**WHAT IS REQUIRED:**
Work out how many lines in the entries contain the string "about", and give nothing but that number.

**Figure data in JSON:**
----------------

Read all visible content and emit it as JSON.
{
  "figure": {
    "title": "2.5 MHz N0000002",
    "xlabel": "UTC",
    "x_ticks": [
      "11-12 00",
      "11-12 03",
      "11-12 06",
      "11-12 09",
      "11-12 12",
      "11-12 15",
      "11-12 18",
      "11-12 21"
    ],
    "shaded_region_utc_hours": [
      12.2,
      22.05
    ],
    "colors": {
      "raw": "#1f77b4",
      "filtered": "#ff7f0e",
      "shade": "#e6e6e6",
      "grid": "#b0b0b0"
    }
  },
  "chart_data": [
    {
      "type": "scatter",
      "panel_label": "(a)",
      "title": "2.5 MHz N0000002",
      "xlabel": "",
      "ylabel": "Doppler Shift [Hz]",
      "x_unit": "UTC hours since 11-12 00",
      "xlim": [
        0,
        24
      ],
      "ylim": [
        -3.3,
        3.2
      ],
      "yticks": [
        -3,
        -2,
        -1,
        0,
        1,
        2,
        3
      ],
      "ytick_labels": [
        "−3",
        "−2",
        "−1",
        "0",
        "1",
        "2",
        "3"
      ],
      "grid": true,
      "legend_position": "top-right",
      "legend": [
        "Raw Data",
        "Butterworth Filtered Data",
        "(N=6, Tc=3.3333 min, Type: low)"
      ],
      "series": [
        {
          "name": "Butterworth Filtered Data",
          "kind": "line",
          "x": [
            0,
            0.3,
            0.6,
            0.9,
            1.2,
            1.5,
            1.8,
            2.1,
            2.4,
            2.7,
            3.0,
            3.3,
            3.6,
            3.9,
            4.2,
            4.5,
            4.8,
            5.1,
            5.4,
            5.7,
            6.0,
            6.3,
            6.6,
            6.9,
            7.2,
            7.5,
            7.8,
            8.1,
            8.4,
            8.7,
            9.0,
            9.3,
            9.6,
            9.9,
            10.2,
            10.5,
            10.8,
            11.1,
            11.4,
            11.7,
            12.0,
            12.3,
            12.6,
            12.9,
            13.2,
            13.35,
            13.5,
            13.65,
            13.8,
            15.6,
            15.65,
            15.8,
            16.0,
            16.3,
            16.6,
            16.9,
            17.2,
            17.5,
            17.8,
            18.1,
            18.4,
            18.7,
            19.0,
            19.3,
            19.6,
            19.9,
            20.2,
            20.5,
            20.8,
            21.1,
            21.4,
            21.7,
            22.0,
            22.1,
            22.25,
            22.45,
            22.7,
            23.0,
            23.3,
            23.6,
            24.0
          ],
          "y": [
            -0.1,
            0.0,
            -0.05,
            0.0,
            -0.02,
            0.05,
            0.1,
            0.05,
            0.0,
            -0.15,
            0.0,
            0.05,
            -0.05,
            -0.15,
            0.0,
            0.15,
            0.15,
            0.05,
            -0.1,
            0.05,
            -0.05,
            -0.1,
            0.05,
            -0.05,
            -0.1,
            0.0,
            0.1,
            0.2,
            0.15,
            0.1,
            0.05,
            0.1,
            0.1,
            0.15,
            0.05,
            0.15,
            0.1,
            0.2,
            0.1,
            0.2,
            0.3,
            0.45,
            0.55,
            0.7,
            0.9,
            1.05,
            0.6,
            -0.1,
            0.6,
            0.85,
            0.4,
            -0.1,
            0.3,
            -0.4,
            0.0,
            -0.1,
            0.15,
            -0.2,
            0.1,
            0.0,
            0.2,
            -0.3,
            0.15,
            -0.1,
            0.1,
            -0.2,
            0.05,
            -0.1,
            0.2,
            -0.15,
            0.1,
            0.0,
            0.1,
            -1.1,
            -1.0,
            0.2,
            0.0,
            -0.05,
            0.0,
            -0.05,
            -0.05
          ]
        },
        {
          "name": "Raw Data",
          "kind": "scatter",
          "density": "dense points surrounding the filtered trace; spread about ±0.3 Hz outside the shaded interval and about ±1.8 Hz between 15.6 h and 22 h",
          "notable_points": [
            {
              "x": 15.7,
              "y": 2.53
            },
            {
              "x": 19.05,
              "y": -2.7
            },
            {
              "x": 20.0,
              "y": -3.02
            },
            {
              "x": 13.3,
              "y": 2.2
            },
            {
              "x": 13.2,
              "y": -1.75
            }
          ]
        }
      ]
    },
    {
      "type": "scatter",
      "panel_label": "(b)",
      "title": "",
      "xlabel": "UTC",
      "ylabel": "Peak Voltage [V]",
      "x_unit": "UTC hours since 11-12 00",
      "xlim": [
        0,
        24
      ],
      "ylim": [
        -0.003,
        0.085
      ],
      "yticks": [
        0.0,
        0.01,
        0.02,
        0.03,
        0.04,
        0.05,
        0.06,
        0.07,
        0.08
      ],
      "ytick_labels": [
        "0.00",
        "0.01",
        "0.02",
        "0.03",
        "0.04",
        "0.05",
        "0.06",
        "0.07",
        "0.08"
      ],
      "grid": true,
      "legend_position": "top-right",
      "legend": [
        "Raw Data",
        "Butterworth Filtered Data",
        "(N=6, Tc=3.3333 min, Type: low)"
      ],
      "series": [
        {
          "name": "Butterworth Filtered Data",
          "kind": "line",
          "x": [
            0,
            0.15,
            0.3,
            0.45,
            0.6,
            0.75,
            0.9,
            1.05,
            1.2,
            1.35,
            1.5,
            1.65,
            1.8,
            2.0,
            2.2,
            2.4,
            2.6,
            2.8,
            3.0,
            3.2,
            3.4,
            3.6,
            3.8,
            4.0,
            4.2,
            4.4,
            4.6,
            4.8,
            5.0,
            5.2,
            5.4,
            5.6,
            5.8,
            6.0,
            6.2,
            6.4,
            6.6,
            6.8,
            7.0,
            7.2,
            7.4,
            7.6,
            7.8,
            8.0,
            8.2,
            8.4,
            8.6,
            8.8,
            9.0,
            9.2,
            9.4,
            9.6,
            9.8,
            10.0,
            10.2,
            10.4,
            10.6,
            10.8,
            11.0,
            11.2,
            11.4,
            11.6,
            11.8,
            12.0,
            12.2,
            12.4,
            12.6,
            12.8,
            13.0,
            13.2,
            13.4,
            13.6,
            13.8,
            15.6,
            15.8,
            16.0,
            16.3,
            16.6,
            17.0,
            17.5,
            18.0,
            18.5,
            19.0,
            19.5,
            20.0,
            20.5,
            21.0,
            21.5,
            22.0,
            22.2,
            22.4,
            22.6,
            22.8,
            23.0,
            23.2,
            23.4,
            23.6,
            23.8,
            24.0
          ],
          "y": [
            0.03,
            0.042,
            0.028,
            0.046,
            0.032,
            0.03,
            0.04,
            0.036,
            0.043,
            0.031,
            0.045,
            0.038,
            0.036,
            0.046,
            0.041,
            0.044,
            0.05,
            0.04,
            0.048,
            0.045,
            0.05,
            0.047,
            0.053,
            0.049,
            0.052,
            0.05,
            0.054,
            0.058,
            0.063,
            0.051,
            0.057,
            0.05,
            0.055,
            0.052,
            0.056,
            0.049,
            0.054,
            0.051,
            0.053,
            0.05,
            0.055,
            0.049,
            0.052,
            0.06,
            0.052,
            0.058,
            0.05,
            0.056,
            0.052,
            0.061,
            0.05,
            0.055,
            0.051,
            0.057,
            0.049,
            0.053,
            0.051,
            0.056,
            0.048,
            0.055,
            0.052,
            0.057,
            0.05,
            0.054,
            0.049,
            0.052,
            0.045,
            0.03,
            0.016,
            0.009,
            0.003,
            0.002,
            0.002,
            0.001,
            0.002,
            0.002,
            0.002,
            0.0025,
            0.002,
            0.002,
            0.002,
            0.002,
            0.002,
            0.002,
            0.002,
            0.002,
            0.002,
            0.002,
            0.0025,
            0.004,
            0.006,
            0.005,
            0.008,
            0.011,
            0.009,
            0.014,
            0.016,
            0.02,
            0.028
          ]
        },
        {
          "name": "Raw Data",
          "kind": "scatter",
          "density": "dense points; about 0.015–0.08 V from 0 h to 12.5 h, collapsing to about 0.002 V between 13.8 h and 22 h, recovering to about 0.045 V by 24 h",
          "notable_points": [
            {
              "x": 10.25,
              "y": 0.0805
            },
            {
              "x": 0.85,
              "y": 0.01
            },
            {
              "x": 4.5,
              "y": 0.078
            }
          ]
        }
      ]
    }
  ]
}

----------------

**WRITTEN SOLUTION:**
2